> GIVEN PROBLEM:
Identify each line holding the string "JSON" and copy it.

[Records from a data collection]
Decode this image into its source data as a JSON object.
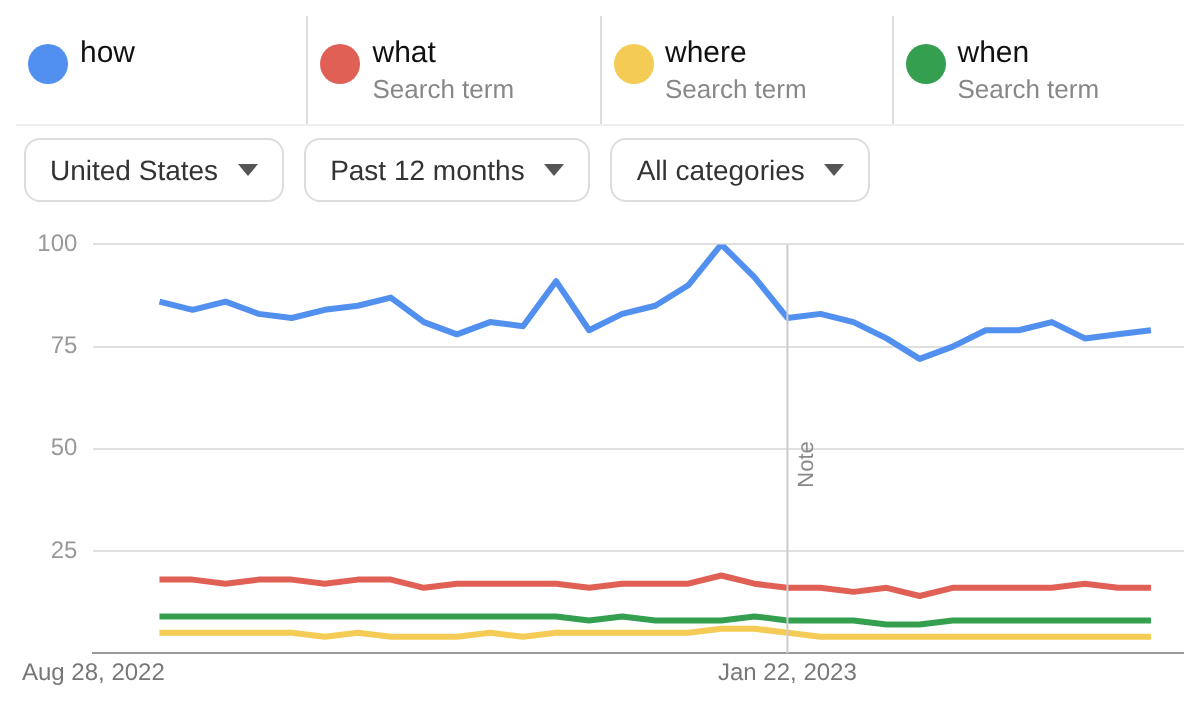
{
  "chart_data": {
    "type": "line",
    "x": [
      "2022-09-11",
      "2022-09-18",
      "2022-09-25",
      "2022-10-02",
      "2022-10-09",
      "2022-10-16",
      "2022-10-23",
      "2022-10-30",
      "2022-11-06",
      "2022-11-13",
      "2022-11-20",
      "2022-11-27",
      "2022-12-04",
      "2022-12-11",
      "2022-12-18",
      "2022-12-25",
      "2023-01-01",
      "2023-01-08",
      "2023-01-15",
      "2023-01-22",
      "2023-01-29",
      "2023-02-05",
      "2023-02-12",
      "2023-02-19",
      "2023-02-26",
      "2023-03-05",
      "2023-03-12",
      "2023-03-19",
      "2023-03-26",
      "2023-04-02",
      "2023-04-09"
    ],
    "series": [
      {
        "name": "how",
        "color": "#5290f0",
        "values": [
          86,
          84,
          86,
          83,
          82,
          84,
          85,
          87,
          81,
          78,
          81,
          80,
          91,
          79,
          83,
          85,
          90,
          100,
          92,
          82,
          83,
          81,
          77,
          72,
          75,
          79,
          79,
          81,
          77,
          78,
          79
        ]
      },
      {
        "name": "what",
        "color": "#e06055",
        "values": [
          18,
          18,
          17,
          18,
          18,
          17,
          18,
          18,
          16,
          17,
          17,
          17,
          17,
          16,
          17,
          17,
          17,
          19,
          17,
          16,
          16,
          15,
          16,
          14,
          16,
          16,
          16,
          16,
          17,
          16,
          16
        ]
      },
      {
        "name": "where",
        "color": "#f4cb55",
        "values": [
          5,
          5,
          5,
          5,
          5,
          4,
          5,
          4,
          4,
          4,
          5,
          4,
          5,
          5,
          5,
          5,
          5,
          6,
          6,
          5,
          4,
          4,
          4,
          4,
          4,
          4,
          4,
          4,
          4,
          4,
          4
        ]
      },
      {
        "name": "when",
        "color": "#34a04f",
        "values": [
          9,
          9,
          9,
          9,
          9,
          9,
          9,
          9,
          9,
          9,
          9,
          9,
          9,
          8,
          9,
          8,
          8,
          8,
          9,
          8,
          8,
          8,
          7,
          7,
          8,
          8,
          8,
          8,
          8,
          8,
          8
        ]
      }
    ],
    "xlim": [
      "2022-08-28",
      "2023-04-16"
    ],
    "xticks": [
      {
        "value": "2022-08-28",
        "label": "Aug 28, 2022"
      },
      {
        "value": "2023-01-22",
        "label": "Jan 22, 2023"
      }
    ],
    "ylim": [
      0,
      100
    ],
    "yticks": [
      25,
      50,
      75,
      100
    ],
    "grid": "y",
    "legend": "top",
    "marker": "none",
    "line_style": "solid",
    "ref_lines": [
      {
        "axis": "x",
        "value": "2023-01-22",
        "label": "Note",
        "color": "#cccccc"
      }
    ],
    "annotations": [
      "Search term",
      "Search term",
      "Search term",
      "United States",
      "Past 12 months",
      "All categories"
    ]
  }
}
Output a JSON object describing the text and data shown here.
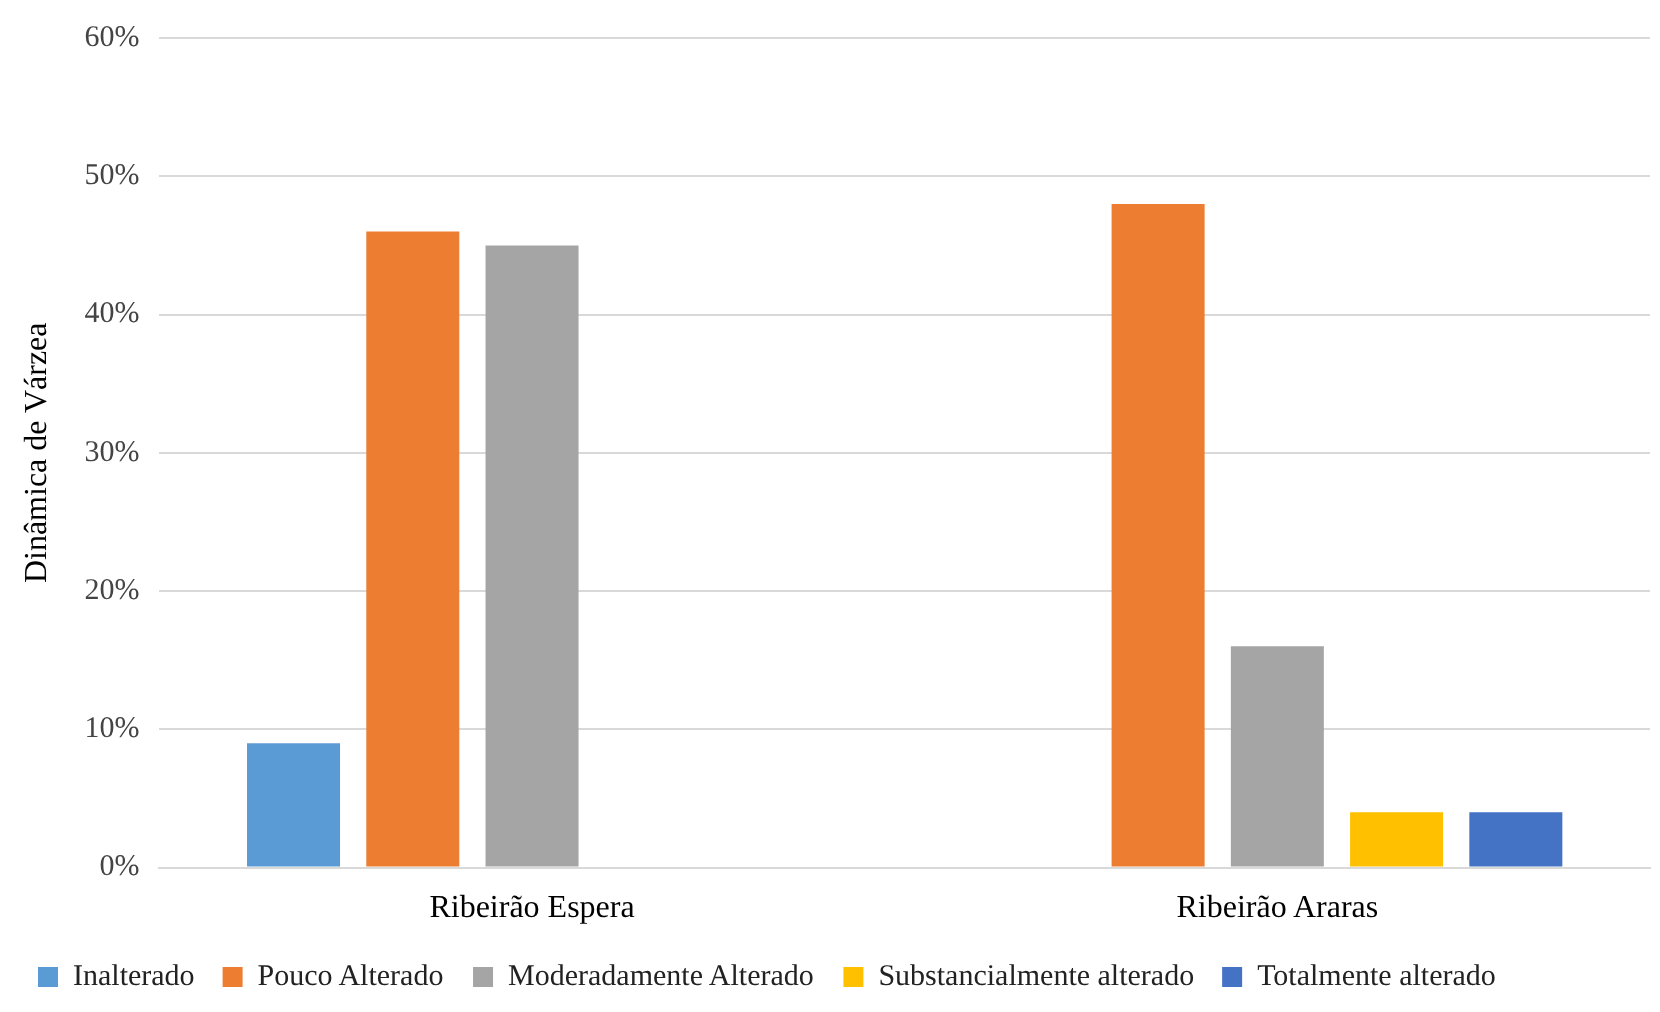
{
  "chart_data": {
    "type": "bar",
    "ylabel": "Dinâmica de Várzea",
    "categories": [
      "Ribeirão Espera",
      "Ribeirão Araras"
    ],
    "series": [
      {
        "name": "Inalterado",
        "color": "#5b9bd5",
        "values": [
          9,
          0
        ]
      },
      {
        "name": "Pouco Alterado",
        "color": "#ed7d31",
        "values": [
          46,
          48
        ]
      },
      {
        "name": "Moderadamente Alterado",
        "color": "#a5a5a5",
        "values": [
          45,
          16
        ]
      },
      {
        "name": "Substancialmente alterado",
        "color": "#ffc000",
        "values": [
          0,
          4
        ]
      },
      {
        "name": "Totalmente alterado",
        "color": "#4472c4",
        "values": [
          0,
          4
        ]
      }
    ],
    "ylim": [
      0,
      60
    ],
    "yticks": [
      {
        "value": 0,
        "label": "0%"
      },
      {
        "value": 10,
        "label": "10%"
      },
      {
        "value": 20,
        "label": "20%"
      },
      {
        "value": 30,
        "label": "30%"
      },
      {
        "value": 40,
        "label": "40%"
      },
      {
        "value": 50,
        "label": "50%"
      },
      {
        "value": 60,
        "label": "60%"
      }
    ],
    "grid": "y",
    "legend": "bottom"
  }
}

> RESULT:
Decode this image into its source data as a JSON object.
Output a JSON object describing the text and data shown here.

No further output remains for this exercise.